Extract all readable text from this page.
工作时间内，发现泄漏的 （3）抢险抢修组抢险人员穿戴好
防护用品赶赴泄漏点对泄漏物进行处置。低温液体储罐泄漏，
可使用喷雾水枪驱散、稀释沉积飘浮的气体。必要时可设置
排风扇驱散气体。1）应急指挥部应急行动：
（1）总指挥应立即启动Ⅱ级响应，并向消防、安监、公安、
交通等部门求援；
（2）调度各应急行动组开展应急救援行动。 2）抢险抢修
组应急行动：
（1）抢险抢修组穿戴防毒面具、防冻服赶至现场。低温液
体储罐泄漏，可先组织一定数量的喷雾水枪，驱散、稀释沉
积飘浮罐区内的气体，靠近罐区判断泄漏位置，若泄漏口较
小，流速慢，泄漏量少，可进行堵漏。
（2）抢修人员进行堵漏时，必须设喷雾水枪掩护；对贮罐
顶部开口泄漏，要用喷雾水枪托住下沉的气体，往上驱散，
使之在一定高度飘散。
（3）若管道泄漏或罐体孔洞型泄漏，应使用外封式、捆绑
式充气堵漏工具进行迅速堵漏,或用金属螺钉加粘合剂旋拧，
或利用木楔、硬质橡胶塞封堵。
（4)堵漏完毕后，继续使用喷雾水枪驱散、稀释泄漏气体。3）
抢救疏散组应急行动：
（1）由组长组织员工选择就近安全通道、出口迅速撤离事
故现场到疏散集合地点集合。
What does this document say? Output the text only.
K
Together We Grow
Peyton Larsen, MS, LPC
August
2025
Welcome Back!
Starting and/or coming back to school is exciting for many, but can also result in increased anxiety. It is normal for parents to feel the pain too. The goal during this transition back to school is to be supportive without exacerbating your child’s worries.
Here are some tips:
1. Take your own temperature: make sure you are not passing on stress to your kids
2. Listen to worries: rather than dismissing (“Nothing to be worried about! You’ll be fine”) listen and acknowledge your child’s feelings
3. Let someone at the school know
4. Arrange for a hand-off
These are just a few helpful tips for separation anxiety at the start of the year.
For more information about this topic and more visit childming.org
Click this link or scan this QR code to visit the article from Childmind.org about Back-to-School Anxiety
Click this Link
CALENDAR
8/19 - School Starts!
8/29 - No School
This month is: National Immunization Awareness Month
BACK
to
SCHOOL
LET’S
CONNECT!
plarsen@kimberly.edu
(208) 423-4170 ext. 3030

__Task instructions__
All of the material above needs to be copied exactly.

__Solution to this problem__
Extract all readable text from this page.
工作时间内，发现泄漏的 （3）抢险抢修组抢险人员穿戴好
防护用品赶赴泄漏点对泄漏物进行处置。低温液体储罐泄漏，
可使用喷雾水枪驱散、稀释沉积飘浮的气体。必要时可设置
排风扇驱散气体。1）应急指挥部应急行动：
（1）总指挥应立即启动Ⅱ级响应，并向消防、安监、公安、
交通等部门求援；
（2）调度各应急行动组开展应急救援行动。 2）抢险抢修
组应急行动：
（1）抢险抢修组穿戴防毒面具、防冻服赶至现场。低温液
体储罐泄漏，可先组织一定数量的喷雾水枪，驱散、稀释沉
积飘浮罐区内的气体，靠近罐区判断泄漏位置，若泄漏口较
小，流速慢，泄漏量少，可进行堵漏。
（2）抢修人员进行堵漏时，必须设喷雾水枪掩护；对贮罐
顶部开口泄漏，要用喷雾水枪托住下沉的气体，往上驱散，
使之在一定高度飘散。
（3）若管道泄漏或罐体孔洞型泄漏，应使用外封式、捆绑
式充气堵漏工具进行迅速堵漏,或用金属螺钉加粘合剂旋拧，
或利用木楔、硬质橡胶塞封堵。
（4)堵漏完毕后，继续使用喷雾水枪驱散、稀释泄漏气体。3）
抢救疏散组应急行动：
（1）由组长组织员工选择就近安全通道、出口迅速撤离事
故现场到疏散集合地点集合。
What does this document say? Output the text only.
K
Together We Grow
Peyton Larsen, MS, LPC
August
2025
Welcome Back!
Starting and/or coming back to school is exciting for many, but can also result in increased anxiety. It is normal for parents to feel the pain too. The goal during this transition back to school is to be supportive without exacerbating your child’s worries.
Here are some tips:
1. Take your own temperature: make sure you are not passing on stress to your kids
2. Listen to worries: rather than dismissing (“Nothing to be worried about! You’ll be fine”) listen and acknowledge your child’s feelings
3. Let someone at the school know
4. Arrange for a hand-off
These are just a few helpful tips for separation anxiety at the start of the year.
For more information about this topic and more visit childming.org
Click this link or scan this QR code to visit the article from Childmind.org about Back-to-School Anxiety
Click this Link
CALENDAR
8/19 - School Starts!
8/29 - No School
This month is: National Immunization Awareness Month
BACK
to
SCHOOL
LET’S
CONNECT!
plarsen@kimberly.edu
(208) 423-4170 ext. 3030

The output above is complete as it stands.